What is needed:
Every record below should be written out exactly; pictures stay out.
___ Data supplied
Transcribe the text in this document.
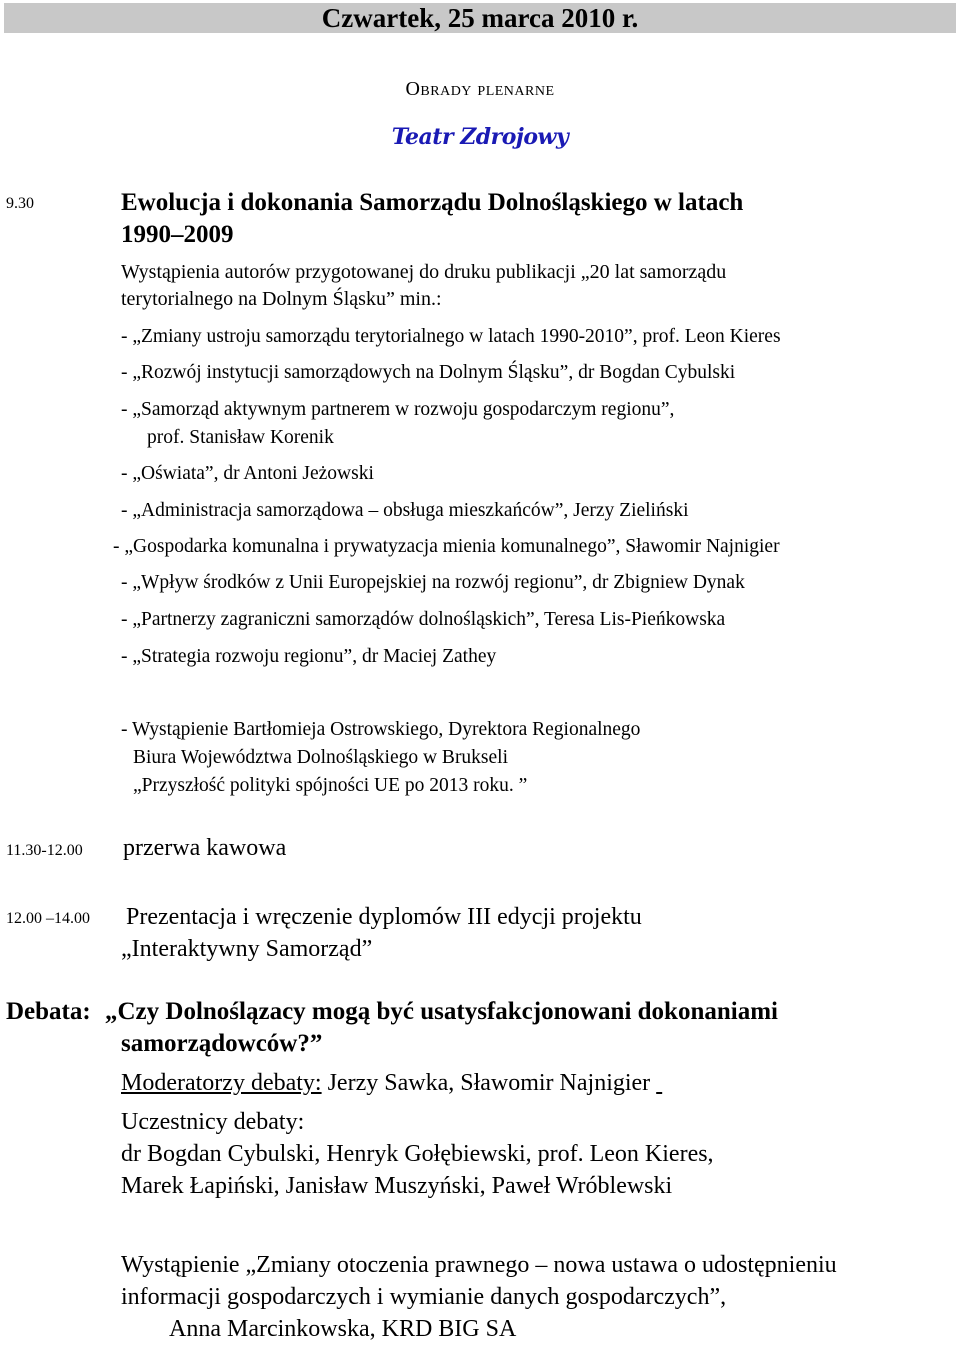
Czwartek, 25 marca 2010 r.
Obrady plenarne
Teatr Zdrojowy
9.30	Ewolucja i dokonania Samorządu Dolnośląskiego w latach
1990–2009
Wystąpienia autorów przygotowanej do druku publikacji „20 lat samorządu
terytorialnego na Dolnym Śląsku” min.:
- „Zmiany ustroju samorządu terytorialnego w latach 1990-2010”, prof. Leon Kieres
- „Rozwój instytucji samorządowych na Dolnym Śląsku”, dr Bogdan Cybulski
- „Samorząd aktywnym partnerem w rozwoju gospodarczym regionu”,
prof. Stanisław Korenik
- „Oświata”, dr Antoni Jeżowski
- „Administracja samorządowa – obsługa mieszkańców”, Jerzy Zieliński
- „Gospodarka komunalna i prywatyzacja mienia komunalnego”, Sławomir Najnigier
- „Wpływ środków z Unii Europejskiej na rozwój regionu”, dr Zbigniew Dynak
- „Partnerzy zagraniczni samorządów dolnośląskich”, Teresa Lis-Pieńkowska
- „Strategia rozwoju regionu”, dr Maciej Zathey
- Wystąpienie Bartłomieja Ostrowskiego, Dyrektora Regionalnego
Biura Województwa Dolnośląskiego w Brukseli
„Przyszłość polityki spójności UE po 2013 roku. ”
11.30-12.00 przerwa kawowa
12.00 –14.00 Prezentacja i wręczenie dyplomów III edycji projektu
„Interaktywny Samorząd”
Debata: „Czy Dolnoślązacy mogą być usatysfakcjonowani dokonaniami
samorządowców?”
Moderatorzy debaty: Jerzy Sawka, Sławomir Najnigier
Uczestnicy debaty:
dr Bogdan Cybulski, Henryk Gołębiewski, prof. Leon Kieres,
Marek Łapiński, Janisław Muszyński, Paweł Wróblewski
Wystąpienie „Zmiany otoczenia prawnego – nowa ustawa o udostępnieniu
informacji gospodarczych i wymianie danych gospodarczych”,
Anna Marcinkowska, KRD BIG SA
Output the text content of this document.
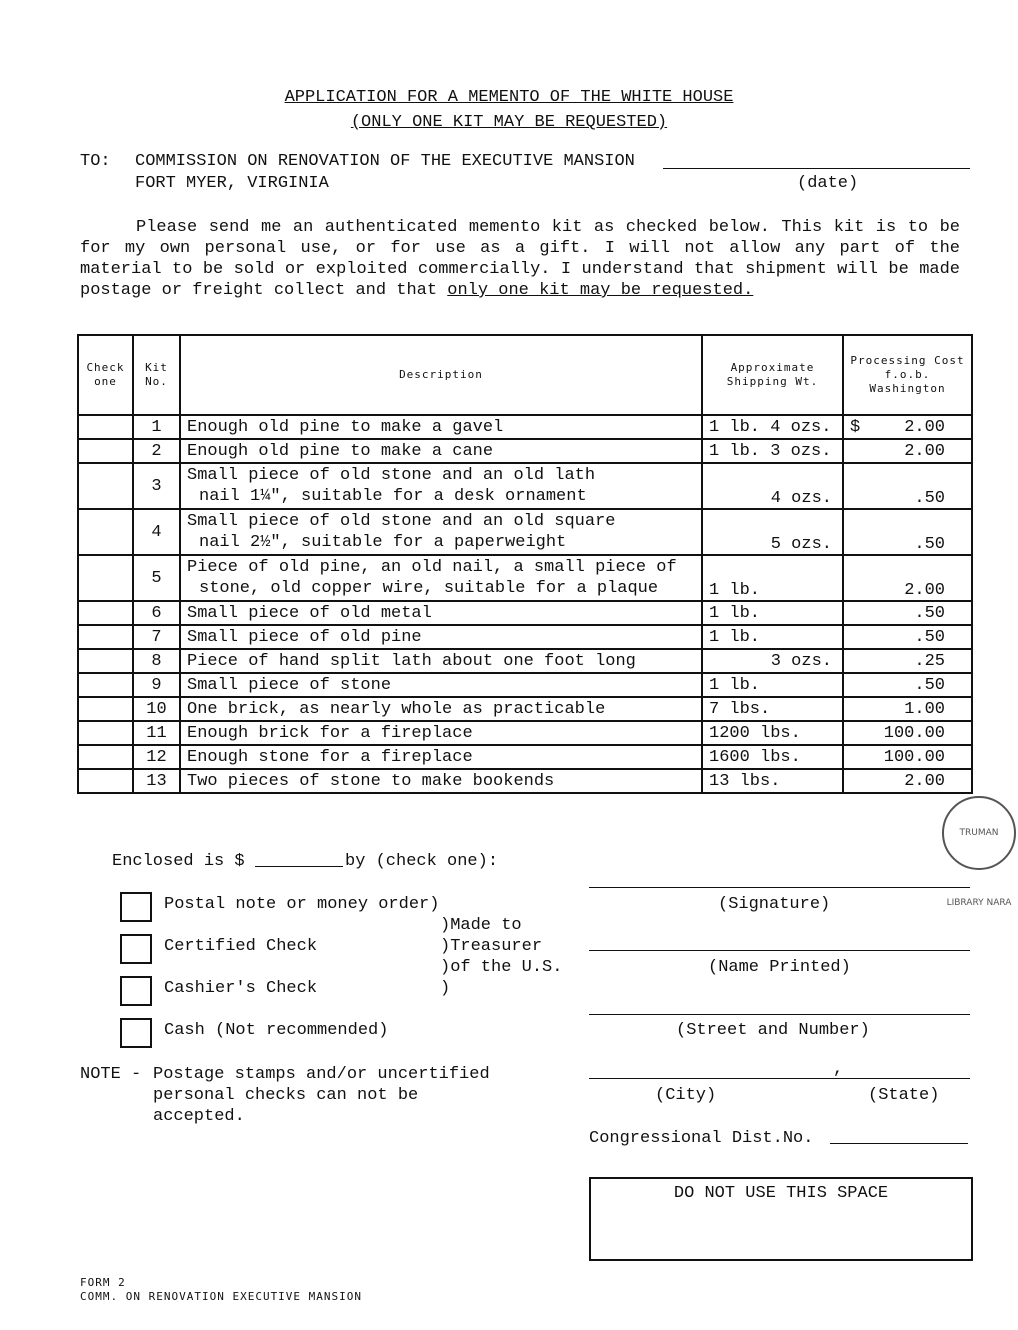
APPLICATION FOR A MEMENTO OF THE WHITE HOUSE
(ONLY ONE KIT MAY BE REQUESTED)
TO: COMMISSION ON RENOVATION OF THE EXECUTIVE MANSION
FORT MYER, VIRGINIA	(date)
Please send me an authenticated memento kit as checked below. This kit is to be for my own personal use, or for use as a gift. I will not allow any part of the material to be sold or exploited commercially. I understand that shipment will be made postage or freight collect and that only one kit may be requested.
Check one	Kit No.	Description	Approximate Shipping Wt.	Processing Cost f.o.b. Washington
	1	Enough old pine to make a gavel	1 lb. 4 ozs.	$ 2.00
	2	Enough old pine to make a cane	1 lb. 3 ozs.	2.00
	3	Small piece of old stone and an old lath
nail 1¼", suitable for a desk ornament	4 ozs.	.50
	4	Small piece of old stone and an old square
nail 2½", suitable for a paperweight	5 ozs.	.50
	5	Piece of old pine, an old nail, a small piece of
stone, old copper wire, suitable for a plaque	1 lb.	2.00
	6	Small piece of old metal	1 lb.	.50
	7	Small piece of old pine	1 lb.	.50
	8	Piece of hand split lath about one foot long	3 ozs.	.25
	9	Small piece of stone	1 lb.	.50
	10	One brick, as nearly whole as practicable	7 lbs.	1.00
	11	Enough brick for a fireplace	1200 lbs.	100.00
	12	Enough stone for a fireplace	1600 lbs.	100.00
	13	Two pieces of stone to make bookends	13 lbs.	2.00
TRUMAN LIBRARY NARA
Enclosed is $	by (check one):
Postal note or money order)
Certified Check
Cashier's Check
Cash (Not recommended)
)Made to
)Treasurer
)of the U.S.
)
NOTE - Postage stamps and/or uncertified
personal checks can not be
accepted.
(Signature)
(Name Printed)
(Street and Number)
,
(City)	(State)
Congressional Dist.No.
DO NOT USE THIS SPACE
FORM 2
COMM. ON RENOVATION EXECUTIVE MANSION
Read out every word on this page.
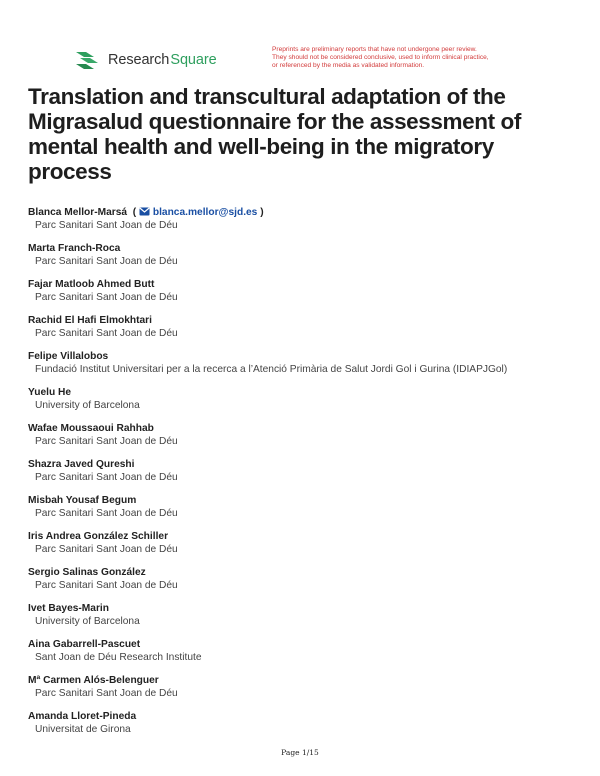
Research Square
Preprints are preliminary reports that have not undergone peer review.
They should not be considered conclusive, used to inform clinical practice,
or referenced by the media as validated information.
Translation and transcultural adaptation of the Migrasalud questionnaire for the assessment of mental health and well-being in the migratory process
Blanca Mellor-Marsá ( blanca.mellor@sjd.es )
Parc Sanitari Sant Joan de Déu
Marta Franch-Roca
Parc Sanitari Sant Joan de Déu
Fajar Matloob Ahmed Butt
Parc Sanitari Sant Joan de Déu
Rachid El Hafi Elmokhtari
Parc Sanitari Sant Joan de Déu
Felipe Villalobos
Fundació Institut Universitari per a la recerca a l’Atenció Primària de Salut Jordi Gol i Gurina (IDIAPJGol)
Yuelu He
University of Barcelona
Wafae Moussaoui Rahhab
Parc Sanitari Sant Joan de Déu
Shazra Javed Qureshi
Parc Sanitari Sant Joan de Déu
Misbah Yousaf Begum
Parc Sanitari Sant Joan de Déu
Iris Andrea González Schiller
Parc Sanitari Sant Joan de Déu
Sergio Salinas González
Parc Sanitari Sant Joan de Déu
Ivet Bayes-Marin
University of Barcelona
Aina Gabarrell-Pascuet
Sant Joan de Déu Research Institute
Mª Carmen Alós-Belenguer
Parc Sanitari Sant Joan de Déu
Amanda Lloret-Pineda
Universitat de Girona
Page 1/15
______
Full output:
Transcribe the text in this document.
Czwartek, 25 marca 2010 r.
Obrady plenarne
Teatr Zdrojowy
9.30	Ewolucja i dokonania Samorządu Dolnośląskiego w latach
1990–2009
Wystąpienia autorów przygotowanej do druku publikacji „20 lat samorządu
terytorialnego na Dolnym Śląsku” min.:
- „Zmiany ustroju samorządu terytorialnego w latach 1990-2010”, prof. Leon Kieres
- „Rozwój instytucji samorządowych na Dolnym Śląsku”, dr Bogdan Cybulski
- „Samorząd aktywnym partnerem w rozwoju gospodarczym regionu”,
prof. Stanisław Korenik
- „Oświata”, dr Antoni Jeżowski
- „Administracja samorządowa – obsługa mieszkańców”, Jerzy Zieliński
- „Gospodarka komunalna i prywatyzacja mienia komunalnego”, Sławomir Najnigier
- „Wpływ środków z Unii Europejskiej na rozwój regionu”, dr Zbigniew Dynak
- „Partnerzy zagraniczni samorządów dolnośląskich”, Teresa Lis-Pieńkowska
- „Strategia rozwoju regionu”, dr Maciej Zathey
- Wystąpienie Bartłomieja Ostrowskiego, Dyrektora Regionalnego
Biura Województwa Dolnośląskiego w Brukseli
„Przyszłość polityki spójności UE po 2013 roku. ”
11.30-12.00 przerwa kawowa
12.00 –14.00 Prezentacja i wręczenie dyplomów III edycji projektu
„Interaktywny Samorząd”
Debata: „Czy Dolnoślązacy mogą być usatysfakcjonowani dokonaniami
samorządowców?”
Moderatorzy debaty: Jerzy Sawka, Sławomir Najnigier
Uczestnicy debaty:
dr Bogdan Cybulski, Henryk Gołębiewski, prof. Leon Kieres,
Marek Łapiński, Janisław Muszyński, Paweł Wróblewski
Wystąpienie „Zmiany otoczenia prawnego – nowa ustawa o udostępnieniu
informacji gospodarczych i wymianie danych gospodarczych”,
Anna Marcinkowska, KRD BIG SA
Output the text content of this document.
APPLICATION FOR A MEMENTO OF THE WHITE HOUSE
(ONLY ONE KIT MAY BE REQUESTED)
TO: COMMISSION ON RENOVATION OF THE EXECUTIVE MANSION
FORT MYER, VIRGINIA	(date)
Please send me an authenticated memento kit as checked below. This kit is to be for my own personal use, or for use as a gift. I will not allow any part of the material to be sold or exploited commercially. I understand that shipment will be made postage or freight collect and that only one kit may be requested.
Check one	Kit No.	Description	Approximate Shipping Wt.	Processing Cost f.o.b. Washington
	1	Enough old pine to make a gavel	1 lb. 4 ozs.	$ 2.00
	2	Enough old pine to make a cane	1 lb. 3 ozs.	2.00
	3	Small piece of old stone and an old lath
nail 1¼", suitable for a desk ornament	4 ozs.	.50
	4	Small piece of old stone and an old square
nail 2½", suitable for a paperweight	5 ozs.	.50
	5	Piece of old pine, an old nail, a small piece of
stone, old copper wire, suitable for a plaque	1 lb.	2.00
	6	Small piece of old metal	1 lb.	.50
	7	Small piece of old pine	1 lb.	.50
	8	Piece of hand split lath about one foot long	3 ozs.	.25
	9	Small piece of stone	1 lb.	.50
	10	One brick, as nearly whole as practicable	7 lbs.	1.00
	11	Enough brick for a fireplace	1200 lbs.	100.00
	12	Enough stone for a fireplace	1600 lbs.	100.00
	13	Two pieces of stone to make bookends	13 lbs.	2.00
TRUMAN LIBRARY NARA
Enclosed is $	by (check one):
Postal note or money order)
Certified Check
Cashier's Check
Cash (Not recommended)
)Made to
)Treasurer
)of the U.S.
)
NOTE - Postage stamps and/or uncertified
personal checks can not be
accepted.
(Signature)
(Name Printed)
(Street and Number)
,
(City)	(State)
Congressional Dist.No.
DO NOT USE THIS SPACE
FORM 2
COMM. ON RENOVATION EXECUTIVE MANSION
Read out every word on this page.
Research Square
Preprints are preliminary reports that have not undergone peer review.
They should not be considered conclusive, used to inform clinical practice,
or referenced by the media as validated information.
Translation and transcultural adaptation of the Migrasalud questionnaire for the assessment of mental health and well-being in the migratory process
Blanca Mellor-Marsá ( blanca.mellor@sjd.es )
Parc Sanitari Sant Joan de Déu
Marta Franch-Roca
Parc Sanitari Sant Joan de Déu
Fajar Matloob Ahmed Butt
Parc Sanitari Sant Joan de Déu
Rachid El Hafi Elmokhtari
Parc Sanitari Sant Joan de Déu
Felipe Villalobos
Fundació Institut Universitari per a la recerca a l’Atenció Primària de Salut Jordi Gol i Gurina (IDIAPJGol)
Yuelu He
University of Barcelona
Wafae Moussaoui Rahhab
Parc Sanitari Sant Joan de Déu
Shazra Javed Qureshi
Parc Sanitari Sant Joan de Déu
Misbah Yousaf Begum
Parc Sanitari Sant Joan de Déu
Iris Andrea González Schiller
Parc Sanitari Sant Joan de Déu
Sergio Salinas González
Parc Sanitari Sant Joan de Déu
Ivet Bayes-Marin
University of Barcelona
Aina Gabarrell-Pascuet
Sant Joan de Déu Research Institute
Mª Carmen Alós-Belenguer
Parc Sanitari Sant Joan de Déu
Amanda Lloret-Pineda
Universitat de Girona
Page 1/15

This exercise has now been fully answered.